### [Exercise brief]
Of the lines in this listing, how many contain the word "JSON"? Give the number and nothing else.

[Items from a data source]
• • • • • • •

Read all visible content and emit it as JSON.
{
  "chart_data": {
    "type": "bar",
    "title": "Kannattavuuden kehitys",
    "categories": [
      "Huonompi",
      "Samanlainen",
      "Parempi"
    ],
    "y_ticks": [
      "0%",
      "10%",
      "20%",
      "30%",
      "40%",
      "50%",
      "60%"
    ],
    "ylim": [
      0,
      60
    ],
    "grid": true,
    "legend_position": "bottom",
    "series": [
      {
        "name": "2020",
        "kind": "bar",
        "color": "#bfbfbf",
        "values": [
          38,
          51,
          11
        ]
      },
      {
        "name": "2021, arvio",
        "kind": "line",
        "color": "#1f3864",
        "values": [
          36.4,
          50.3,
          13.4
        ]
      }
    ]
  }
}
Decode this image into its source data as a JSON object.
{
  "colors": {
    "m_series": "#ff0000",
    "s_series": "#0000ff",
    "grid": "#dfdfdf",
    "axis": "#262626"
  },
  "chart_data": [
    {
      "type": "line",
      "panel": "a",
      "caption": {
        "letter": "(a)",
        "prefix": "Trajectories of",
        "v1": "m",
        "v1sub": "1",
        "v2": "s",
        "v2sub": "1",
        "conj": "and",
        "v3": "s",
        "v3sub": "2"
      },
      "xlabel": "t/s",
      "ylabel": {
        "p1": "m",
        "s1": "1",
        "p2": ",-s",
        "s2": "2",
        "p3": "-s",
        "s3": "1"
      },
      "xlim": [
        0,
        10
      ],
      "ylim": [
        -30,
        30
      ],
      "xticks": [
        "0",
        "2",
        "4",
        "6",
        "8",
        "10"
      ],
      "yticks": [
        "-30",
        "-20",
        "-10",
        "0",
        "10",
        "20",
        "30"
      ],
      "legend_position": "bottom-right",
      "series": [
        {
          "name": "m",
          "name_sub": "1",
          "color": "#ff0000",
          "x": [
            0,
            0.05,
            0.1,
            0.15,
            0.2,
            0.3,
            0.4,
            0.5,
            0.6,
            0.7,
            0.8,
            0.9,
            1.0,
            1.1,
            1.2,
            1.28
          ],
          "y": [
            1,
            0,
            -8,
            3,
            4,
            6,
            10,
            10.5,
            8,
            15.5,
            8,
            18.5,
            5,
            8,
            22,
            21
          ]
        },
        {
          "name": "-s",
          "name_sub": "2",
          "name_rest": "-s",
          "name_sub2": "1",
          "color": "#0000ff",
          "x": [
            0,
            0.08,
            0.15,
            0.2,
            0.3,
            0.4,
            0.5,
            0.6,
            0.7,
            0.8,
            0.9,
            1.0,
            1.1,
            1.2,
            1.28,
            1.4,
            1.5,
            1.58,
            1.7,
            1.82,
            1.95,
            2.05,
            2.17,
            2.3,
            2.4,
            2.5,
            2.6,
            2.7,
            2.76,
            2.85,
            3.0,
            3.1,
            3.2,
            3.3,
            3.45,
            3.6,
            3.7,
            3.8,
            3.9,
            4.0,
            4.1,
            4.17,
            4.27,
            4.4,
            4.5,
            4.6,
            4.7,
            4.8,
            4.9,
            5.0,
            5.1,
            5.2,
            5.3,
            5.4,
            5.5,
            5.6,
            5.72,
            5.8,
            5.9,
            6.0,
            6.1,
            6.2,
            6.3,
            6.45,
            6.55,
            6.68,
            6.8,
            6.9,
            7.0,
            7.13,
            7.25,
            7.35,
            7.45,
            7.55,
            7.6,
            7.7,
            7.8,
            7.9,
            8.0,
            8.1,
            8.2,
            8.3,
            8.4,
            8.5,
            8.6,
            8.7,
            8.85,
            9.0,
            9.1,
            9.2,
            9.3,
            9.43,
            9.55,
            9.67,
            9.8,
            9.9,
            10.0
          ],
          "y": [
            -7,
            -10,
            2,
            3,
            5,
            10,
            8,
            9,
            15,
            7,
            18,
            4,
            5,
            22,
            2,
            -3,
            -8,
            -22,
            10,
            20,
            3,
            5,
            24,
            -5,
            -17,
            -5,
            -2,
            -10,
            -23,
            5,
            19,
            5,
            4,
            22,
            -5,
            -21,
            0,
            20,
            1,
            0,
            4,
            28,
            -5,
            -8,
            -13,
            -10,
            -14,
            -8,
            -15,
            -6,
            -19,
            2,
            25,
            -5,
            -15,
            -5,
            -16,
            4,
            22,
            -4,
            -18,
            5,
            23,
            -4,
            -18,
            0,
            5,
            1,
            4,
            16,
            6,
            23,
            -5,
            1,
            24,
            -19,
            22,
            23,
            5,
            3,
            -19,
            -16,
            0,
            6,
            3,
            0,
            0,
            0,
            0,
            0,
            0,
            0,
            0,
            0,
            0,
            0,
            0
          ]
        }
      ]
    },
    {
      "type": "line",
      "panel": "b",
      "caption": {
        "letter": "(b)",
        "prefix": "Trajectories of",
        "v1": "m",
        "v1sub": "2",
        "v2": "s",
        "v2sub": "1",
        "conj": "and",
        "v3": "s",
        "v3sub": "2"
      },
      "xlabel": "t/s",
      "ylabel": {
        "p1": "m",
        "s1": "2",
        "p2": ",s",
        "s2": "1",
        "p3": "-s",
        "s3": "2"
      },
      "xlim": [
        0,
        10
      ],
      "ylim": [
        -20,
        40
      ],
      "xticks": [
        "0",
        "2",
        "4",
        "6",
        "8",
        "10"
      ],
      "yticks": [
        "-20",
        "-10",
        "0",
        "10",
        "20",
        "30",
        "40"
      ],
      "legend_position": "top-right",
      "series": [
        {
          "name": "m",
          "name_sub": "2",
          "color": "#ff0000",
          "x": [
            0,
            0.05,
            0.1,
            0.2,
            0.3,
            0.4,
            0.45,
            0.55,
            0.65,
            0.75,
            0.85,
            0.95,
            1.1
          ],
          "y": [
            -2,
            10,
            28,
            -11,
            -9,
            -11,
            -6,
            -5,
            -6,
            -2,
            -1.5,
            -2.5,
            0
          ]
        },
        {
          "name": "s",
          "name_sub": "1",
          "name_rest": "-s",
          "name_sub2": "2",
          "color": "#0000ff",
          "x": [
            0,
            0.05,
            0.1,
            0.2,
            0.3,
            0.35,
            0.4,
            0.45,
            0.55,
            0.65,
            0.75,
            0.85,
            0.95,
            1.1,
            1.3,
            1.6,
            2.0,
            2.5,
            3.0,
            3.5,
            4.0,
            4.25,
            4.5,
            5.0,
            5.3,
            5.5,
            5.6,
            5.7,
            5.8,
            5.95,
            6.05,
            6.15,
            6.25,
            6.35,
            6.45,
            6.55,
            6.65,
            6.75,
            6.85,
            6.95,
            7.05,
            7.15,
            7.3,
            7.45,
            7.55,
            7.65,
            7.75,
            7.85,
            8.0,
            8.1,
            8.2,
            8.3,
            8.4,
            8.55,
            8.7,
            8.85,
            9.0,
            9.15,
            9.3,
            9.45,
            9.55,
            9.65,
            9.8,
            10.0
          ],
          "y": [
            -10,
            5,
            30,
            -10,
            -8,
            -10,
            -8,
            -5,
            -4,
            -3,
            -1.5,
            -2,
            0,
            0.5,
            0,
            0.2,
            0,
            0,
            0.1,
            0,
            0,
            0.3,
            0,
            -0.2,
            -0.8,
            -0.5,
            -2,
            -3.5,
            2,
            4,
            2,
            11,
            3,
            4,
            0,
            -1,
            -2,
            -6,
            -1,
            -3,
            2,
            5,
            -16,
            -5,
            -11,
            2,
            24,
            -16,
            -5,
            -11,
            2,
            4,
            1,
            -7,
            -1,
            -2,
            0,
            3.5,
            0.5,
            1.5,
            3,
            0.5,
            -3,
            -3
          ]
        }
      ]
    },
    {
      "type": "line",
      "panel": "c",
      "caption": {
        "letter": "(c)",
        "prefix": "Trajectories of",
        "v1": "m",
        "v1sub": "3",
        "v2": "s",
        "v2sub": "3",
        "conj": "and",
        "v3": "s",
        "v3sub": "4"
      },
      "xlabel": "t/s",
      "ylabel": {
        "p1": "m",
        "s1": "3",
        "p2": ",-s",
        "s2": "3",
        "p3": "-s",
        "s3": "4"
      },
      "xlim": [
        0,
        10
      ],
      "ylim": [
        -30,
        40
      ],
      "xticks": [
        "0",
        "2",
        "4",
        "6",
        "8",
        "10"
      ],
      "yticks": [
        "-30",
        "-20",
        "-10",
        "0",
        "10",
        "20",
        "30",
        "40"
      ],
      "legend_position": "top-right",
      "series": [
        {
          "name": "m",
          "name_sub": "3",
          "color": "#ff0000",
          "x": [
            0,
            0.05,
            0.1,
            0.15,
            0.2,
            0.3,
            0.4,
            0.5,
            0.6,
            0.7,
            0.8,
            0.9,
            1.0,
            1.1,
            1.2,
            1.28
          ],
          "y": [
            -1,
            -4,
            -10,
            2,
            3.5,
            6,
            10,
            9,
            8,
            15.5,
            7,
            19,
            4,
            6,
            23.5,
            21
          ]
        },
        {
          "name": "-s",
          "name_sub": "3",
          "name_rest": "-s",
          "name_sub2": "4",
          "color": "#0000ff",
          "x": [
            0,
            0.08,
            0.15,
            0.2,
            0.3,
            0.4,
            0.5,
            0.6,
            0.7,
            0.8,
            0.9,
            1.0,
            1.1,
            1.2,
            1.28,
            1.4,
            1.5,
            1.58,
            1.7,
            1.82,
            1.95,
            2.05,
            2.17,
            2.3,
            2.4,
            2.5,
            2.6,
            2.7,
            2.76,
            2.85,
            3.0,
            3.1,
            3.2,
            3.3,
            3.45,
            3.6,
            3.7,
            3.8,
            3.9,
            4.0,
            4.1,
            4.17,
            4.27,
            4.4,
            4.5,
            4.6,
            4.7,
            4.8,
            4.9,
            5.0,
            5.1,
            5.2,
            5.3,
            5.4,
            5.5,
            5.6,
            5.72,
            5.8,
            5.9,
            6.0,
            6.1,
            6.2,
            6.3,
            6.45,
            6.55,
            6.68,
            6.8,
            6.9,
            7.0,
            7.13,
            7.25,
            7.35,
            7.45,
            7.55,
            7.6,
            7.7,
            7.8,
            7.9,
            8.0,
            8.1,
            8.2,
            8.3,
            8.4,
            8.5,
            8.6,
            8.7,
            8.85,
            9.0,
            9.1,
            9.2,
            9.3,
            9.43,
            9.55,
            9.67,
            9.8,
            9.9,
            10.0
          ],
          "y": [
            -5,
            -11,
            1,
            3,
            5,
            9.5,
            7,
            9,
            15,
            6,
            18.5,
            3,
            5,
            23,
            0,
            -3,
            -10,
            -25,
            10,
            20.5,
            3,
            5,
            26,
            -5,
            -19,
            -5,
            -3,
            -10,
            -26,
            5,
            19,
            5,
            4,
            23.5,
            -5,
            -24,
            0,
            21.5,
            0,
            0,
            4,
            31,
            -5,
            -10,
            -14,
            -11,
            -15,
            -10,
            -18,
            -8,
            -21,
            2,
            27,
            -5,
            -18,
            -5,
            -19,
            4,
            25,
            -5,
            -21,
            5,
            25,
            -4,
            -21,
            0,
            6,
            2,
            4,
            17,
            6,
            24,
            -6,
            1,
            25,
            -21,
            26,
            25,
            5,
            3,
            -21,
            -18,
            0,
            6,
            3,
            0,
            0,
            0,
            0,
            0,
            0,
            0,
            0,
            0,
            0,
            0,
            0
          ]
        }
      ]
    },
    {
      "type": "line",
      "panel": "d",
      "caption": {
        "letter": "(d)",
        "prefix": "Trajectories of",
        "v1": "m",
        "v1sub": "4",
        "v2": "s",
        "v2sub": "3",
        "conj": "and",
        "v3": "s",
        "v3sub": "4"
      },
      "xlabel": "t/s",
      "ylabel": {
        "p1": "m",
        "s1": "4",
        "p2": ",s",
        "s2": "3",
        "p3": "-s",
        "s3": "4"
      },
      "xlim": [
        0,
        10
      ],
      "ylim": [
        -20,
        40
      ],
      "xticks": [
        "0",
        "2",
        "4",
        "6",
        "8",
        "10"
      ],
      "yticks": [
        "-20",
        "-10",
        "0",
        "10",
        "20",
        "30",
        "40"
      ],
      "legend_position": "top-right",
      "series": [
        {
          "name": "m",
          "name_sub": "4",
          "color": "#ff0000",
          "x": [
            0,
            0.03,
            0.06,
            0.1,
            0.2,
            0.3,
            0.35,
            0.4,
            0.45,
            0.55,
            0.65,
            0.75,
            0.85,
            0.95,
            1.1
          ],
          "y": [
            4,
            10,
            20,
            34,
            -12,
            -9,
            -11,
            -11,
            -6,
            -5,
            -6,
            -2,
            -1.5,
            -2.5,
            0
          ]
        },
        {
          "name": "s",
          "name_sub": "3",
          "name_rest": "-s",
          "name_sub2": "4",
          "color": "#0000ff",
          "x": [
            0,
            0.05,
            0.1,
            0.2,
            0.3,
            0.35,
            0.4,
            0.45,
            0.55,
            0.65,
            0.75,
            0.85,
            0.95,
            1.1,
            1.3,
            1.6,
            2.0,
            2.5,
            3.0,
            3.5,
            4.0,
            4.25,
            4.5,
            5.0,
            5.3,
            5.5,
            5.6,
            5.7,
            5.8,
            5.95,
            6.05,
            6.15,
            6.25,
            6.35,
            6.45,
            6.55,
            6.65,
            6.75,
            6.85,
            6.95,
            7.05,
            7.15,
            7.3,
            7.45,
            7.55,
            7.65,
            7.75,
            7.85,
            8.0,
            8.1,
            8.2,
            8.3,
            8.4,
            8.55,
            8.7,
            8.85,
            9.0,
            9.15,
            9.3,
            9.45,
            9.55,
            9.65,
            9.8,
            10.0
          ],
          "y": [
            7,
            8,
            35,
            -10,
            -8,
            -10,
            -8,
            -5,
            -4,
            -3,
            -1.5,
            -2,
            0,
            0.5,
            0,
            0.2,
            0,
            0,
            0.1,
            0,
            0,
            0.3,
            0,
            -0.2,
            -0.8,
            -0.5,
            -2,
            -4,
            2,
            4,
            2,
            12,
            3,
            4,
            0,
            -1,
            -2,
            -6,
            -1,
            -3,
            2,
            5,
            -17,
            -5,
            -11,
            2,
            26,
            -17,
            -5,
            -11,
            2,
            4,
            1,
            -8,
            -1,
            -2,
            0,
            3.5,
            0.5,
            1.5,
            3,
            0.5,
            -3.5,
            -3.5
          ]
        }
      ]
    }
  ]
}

• • • • • • •

### [Written response]
2